▶ [Testo fornito]
________________________________________

Poi aggiunge: «L’altra sera ho sentito un’intervista al ministro Speranza sulle fasce e le priorità nelle vaccinazioni. Si comincerà con gli over 80. Sa quanti sono in Italia? Quattro milioni e 400 mila. Tutti davanti a me, per il mio turno mi sa che devo aspettare parecchio. Come vede del Covid si può anche ridere».
Sente attorno a sé questa voglia di stare allegri?
«La voglia c’è ed è tanta. Come Gino&Michele siamo curatori di “StandUp”, una nuova collana di umorismo per Solferino, aperta da Maurizio Milani con La La Lambro; a seguire Paolo Rossi, Gene Gnocchi, Paolo Cevoli».
Una risata liberatoria alla faccia del virus...
«Una legge della comicità dice che se a qualcuno scappa da ridere in un momento drammatico è perché ha trovato qualcuno a cui dare la colpa. Così se qualcuno ride adesso è perché forse ha individuato il colpevole».
Si può ridere anche del dolore e della tragedia: nel film di Roberto Benigni “La vita è bella” la quotidianità di un campo di concentramento diventa un gioco; in “Train de vie” di Radu Mihaileanu un finto treno di finti deportati con tanto di ebrei travestiti da finti nazisti scorrazza allegramente per l’Europa.

________________________________________

▶ [Dati forniti]
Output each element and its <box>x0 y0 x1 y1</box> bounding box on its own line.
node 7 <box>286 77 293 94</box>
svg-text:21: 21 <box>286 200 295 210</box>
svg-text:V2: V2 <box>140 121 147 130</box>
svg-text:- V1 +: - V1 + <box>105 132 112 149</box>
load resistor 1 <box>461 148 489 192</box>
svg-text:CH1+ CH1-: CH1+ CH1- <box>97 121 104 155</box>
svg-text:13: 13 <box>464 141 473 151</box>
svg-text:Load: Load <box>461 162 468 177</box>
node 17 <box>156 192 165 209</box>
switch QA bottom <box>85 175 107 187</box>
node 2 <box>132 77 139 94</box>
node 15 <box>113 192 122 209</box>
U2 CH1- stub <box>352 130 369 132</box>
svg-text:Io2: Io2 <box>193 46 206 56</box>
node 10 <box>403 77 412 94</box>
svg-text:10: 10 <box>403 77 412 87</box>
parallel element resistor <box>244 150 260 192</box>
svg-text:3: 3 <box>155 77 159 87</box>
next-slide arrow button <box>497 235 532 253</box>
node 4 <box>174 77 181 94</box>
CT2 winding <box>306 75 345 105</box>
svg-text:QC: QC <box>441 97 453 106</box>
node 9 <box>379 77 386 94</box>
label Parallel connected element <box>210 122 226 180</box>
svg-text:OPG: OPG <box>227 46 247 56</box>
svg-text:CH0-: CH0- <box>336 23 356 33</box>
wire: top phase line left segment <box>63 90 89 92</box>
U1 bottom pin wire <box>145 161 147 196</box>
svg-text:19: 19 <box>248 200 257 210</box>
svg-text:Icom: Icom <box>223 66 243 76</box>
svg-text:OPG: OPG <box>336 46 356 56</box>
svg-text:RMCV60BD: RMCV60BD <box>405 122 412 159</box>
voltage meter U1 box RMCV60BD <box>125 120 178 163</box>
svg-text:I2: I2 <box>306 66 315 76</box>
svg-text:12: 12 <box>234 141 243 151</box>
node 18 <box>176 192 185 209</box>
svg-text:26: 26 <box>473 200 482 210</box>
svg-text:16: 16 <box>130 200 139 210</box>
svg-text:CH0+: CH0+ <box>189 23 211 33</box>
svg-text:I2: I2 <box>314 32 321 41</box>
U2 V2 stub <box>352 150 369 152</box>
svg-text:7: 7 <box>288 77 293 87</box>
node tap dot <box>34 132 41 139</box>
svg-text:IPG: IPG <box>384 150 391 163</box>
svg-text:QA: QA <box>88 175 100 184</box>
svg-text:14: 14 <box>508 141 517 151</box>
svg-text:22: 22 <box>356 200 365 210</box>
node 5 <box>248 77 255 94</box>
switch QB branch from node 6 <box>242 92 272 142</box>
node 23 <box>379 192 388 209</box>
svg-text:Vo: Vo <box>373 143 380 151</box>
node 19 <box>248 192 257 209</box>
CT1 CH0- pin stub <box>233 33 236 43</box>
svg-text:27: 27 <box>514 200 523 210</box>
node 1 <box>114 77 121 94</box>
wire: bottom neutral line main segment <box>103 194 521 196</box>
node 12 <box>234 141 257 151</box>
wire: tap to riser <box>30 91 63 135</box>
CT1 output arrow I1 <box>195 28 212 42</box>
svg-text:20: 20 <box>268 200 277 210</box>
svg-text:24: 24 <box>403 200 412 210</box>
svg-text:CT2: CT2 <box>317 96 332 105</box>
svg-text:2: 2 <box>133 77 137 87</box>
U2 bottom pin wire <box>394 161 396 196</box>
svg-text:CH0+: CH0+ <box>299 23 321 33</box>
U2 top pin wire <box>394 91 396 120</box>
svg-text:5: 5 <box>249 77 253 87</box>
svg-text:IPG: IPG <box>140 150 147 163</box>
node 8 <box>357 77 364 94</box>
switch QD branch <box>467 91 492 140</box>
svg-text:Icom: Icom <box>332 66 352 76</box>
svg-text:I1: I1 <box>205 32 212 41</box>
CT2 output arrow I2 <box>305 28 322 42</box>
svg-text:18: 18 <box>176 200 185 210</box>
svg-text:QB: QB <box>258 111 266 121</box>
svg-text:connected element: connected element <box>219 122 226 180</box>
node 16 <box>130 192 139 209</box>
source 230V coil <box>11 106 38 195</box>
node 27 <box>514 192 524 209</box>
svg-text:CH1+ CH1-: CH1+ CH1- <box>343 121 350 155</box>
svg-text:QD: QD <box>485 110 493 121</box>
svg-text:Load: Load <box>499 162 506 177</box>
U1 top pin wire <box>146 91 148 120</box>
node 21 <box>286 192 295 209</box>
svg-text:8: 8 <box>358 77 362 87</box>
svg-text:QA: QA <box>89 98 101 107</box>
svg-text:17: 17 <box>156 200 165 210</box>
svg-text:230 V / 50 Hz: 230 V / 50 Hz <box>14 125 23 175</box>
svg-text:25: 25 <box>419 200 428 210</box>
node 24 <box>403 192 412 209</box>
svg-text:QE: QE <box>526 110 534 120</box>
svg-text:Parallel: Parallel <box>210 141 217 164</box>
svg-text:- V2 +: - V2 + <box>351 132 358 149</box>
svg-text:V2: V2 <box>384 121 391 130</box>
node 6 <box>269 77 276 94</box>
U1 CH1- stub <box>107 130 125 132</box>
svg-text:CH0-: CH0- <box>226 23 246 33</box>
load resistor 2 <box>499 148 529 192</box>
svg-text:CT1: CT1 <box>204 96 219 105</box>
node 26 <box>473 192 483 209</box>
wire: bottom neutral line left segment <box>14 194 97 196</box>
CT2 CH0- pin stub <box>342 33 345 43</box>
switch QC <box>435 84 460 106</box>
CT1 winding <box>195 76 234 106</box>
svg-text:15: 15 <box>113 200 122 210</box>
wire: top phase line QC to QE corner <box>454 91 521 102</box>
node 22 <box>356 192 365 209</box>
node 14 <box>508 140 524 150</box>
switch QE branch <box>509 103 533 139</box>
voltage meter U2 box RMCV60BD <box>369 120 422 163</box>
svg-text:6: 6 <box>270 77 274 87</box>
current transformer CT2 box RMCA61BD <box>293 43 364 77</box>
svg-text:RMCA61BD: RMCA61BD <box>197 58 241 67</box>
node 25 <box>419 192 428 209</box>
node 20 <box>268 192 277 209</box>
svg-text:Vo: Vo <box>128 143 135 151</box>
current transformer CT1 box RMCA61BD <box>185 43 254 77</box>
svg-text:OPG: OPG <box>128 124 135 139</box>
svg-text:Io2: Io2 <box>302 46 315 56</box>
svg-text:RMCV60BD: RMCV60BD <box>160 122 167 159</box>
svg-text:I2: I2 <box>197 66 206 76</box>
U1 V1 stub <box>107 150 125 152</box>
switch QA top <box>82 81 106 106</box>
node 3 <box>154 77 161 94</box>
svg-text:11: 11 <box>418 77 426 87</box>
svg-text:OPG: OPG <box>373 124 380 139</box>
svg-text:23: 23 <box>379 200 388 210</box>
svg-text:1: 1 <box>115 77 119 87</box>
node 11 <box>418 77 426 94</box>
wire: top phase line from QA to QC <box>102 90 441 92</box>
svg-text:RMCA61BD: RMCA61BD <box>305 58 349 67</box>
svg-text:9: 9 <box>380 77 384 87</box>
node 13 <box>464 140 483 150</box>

________________________________________

▶ [Domande a risposta]
a – Trascrivi senza modifiche la parte del testo fornito che comincia con le parole contenenti «Sente attorno a» e termina con «allegramente per l’Europa.».
b – Rispondi alle seguenti domande in base al testo fornito.
(i) Quanti sono gli over 80 in Italia?
(ii) Chi apre la collana "StandUp", e con quale titolo?
(iii) Chi è il regista del film "Train de vie"?

▶ [Soluzioni degli esercizi]
a –
Sente attorno a sé questa voglia di stare allegri?
«La voglia c’è ed è tanta. Come Gino&Michele siamo curatori di “StandUp”, una nuova collana di umorismo per Solferino, aperta da Maurizio Milani con La La Lambro; a seguire Paolo Rossi, Gene Gnocchi, Paolo Cevoli».
Una risata liberatoria alla faccia del virus...
«Una legge della comicità dice che se a qualcuno scappa da ridere in un momento drammatico è perché ha trovato qualcuno a cui dare la colpa. Così se qualcuno ride adesso è perché forse ha individuato il colpevole».
Si può ridere anche del dolore e della tragedia: nel film di Roberto Benigni “La vita è bella” la quotidianità di un campo di concentramento diventa un gioco; in “Train de vie” di Radu Mihaileanu un finto treno di finti deportati con tanto di ebrei travestiti da finti nazisti scorrazza allegramente per l’Europa.

b –
(i) Quattro milioni e 400 mila.
(ii) Maurizio Milani, con La La Lambro.
(iii) Radu Mihaileanu.